▸ **What needs to be done**
Where a line holds the string "Prof", return that line.

## START

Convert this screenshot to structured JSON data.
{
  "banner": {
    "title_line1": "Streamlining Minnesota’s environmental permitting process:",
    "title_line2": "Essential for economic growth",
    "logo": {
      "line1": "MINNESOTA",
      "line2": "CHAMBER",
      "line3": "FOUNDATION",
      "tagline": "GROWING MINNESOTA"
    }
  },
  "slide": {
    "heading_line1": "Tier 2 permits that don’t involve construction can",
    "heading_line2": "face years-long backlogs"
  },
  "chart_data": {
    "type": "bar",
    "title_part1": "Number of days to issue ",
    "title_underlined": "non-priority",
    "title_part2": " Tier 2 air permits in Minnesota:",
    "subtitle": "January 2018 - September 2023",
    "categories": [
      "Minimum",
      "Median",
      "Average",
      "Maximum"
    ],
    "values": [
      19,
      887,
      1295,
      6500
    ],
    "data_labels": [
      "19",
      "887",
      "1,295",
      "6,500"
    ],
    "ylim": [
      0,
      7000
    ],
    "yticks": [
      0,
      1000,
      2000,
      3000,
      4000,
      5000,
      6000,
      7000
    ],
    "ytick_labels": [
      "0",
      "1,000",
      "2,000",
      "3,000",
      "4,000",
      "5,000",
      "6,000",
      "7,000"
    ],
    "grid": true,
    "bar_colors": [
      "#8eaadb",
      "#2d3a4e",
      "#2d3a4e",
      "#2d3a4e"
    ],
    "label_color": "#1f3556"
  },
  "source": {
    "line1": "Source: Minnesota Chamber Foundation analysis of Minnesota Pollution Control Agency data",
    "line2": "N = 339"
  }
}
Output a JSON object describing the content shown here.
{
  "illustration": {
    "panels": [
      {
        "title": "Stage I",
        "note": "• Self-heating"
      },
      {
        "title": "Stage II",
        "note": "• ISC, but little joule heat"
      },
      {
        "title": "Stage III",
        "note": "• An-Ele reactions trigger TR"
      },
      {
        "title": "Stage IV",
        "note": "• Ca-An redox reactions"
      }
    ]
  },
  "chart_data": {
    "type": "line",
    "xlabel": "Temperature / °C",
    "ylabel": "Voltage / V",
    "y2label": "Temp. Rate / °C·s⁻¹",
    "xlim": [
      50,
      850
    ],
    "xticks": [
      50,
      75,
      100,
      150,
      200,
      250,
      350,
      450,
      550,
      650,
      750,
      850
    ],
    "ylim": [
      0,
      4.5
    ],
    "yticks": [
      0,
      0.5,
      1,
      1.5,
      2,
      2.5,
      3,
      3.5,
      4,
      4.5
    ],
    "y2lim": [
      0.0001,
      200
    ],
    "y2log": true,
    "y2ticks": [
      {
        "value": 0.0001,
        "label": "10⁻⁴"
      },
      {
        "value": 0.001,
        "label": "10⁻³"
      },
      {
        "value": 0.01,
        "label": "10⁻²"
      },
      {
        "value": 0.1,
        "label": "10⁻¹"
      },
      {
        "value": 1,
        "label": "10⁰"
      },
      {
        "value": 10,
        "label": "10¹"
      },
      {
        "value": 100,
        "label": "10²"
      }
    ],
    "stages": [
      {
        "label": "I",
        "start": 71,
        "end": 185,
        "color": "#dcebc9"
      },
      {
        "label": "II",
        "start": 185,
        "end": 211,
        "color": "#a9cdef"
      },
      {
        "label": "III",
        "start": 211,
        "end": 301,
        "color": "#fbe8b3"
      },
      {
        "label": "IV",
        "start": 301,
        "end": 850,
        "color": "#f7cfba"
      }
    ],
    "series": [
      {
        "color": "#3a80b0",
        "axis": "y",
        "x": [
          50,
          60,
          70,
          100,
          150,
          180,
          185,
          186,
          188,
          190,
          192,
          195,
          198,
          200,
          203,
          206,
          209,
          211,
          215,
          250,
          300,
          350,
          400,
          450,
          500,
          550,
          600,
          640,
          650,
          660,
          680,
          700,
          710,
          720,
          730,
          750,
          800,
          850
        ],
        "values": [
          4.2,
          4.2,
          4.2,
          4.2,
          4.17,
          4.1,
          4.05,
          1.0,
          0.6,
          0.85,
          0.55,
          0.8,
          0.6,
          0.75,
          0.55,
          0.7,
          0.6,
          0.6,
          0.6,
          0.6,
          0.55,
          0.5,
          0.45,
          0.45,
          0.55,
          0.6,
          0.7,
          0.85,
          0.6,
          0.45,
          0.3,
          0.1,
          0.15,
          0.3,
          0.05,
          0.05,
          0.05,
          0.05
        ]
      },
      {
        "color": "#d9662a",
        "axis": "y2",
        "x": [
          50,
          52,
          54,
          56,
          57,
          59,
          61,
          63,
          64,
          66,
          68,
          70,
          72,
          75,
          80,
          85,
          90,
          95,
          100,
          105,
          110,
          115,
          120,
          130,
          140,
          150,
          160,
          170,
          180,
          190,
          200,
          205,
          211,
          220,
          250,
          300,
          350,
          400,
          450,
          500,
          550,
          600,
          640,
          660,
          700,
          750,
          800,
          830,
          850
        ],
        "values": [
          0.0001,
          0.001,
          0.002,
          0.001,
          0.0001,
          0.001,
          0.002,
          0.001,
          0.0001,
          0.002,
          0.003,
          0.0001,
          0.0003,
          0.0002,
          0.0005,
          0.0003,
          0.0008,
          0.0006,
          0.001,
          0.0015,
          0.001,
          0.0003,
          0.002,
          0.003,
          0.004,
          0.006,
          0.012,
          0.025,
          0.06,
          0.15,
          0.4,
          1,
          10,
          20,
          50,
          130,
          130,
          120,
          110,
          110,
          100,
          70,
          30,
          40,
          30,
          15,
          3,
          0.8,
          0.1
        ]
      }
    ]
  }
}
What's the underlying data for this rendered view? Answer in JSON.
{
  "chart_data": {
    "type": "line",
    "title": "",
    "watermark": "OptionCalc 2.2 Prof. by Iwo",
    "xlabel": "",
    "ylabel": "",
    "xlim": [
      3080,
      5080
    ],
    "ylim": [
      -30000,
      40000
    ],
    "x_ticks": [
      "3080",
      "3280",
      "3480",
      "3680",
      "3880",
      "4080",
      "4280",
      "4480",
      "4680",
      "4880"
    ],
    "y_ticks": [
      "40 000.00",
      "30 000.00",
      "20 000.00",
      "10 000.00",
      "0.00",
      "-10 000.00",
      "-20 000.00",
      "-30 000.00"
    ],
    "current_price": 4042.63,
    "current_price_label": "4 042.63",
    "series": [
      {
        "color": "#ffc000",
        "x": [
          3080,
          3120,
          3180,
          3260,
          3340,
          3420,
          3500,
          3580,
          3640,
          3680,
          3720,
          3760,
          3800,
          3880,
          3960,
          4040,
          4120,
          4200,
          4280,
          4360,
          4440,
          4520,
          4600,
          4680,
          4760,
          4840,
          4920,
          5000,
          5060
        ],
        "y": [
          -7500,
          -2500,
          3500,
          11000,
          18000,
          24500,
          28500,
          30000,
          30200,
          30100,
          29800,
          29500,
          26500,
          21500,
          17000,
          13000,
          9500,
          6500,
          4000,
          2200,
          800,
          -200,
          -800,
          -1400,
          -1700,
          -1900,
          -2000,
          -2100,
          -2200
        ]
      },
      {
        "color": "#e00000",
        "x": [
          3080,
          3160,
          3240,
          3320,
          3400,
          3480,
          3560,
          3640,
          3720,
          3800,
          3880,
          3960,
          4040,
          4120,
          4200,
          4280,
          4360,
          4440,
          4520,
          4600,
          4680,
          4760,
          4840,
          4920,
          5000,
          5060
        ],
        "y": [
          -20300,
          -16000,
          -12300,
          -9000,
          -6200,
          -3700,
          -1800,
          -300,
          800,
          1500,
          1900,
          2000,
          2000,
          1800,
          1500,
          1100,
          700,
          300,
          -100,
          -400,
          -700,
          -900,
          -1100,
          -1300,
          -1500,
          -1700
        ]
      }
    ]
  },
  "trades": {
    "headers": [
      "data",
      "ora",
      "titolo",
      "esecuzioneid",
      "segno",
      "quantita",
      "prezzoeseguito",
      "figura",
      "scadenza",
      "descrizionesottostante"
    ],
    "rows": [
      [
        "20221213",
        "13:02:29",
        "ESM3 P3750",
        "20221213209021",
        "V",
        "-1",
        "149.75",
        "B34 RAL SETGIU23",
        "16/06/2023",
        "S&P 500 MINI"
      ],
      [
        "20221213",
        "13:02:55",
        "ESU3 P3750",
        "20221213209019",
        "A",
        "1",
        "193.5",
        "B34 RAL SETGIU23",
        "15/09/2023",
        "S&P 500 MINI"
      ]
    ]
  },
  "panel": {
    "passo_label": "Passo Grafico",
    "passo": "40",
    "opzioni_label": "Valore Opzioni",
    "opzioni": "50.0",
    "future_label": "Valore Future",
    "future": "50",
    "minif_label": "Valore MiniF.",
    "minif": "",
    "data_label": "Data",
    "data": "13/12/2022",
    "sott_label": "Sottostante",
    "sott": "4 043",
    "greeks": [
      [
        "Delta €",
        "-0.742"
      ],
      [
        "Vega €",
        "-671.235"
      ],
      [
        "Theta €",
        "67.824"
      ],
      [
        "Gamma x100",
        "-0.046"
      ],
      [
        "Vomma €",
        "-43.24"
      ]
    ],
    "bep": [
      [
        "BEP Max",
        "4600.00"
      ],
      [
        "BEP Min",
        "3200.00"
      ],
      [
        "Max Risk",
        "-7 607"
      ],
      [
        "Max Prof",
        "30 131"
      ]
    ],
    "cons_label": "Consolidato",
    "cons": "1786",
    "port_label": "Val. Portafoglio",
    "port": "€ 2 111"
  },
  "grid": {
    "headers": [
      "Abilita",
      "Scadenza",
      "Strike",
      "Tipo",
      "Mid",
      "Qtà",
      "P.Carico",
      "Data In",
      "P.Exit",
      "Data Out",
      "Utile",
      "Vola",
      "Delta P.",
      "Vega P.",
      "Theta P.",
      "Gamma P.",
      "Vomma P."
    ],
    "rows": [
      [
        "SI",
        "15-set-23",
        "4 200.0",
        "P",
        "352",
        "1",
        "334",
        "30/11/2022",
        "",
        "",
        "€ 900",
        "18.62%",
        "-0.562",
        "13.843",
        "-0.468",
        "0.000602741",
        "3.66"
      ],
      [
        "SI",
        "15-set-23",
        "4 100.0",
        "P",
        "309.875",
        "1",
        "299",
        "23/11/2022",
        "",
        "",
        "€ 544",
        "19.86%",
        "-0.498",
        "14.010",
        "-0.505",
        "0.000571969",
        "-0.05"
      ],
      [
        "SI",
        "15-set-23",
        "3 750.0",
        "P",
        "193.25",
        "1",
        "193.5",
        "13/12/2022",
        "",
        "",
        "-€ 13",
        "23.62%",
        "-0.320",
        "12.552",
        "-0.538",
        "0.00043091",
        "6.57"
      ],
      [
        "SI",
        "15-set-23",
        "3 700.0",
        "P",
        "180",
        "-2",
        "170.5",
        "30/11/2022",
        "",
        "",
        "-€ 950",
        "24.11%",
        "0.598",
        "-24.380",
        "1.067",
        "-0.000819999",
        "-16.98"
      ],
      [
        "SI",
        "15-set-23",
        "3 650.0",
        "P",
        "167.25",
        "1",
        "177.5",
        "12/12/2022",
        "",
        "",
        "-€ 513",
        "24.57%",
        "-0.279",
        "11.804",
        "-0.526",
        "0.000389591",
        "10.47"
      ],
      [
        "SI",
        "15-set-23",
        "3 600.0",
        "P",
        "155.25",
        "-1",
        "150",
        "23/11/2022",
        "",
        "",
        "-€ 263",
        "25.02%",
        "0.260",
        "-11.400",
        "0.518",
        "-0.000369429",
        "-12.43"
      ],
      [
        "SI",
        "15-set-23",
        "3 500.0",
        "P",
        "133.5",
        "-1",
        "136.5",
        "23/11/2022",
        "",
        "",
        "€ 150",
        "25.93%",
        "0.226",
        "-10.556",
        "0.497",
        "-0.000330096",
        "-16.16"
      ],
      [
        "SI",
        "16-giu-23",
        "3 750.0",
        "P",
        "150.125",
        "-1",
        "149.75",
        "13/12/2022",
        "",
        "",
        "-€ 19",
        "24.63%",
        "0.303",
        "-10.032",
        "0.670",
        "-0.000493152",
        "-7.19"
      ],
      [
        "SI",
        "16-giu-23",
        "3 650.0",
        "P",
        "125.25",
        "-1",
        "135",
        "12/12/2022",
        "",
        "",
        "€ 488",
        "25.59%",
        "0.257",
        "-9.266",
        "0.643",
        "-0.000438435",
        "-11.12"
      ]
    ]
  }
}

## END

▸ **Response**
    "watermark": "OptionCalc 2.2 Prof. by Iwo",
        "Max Prof",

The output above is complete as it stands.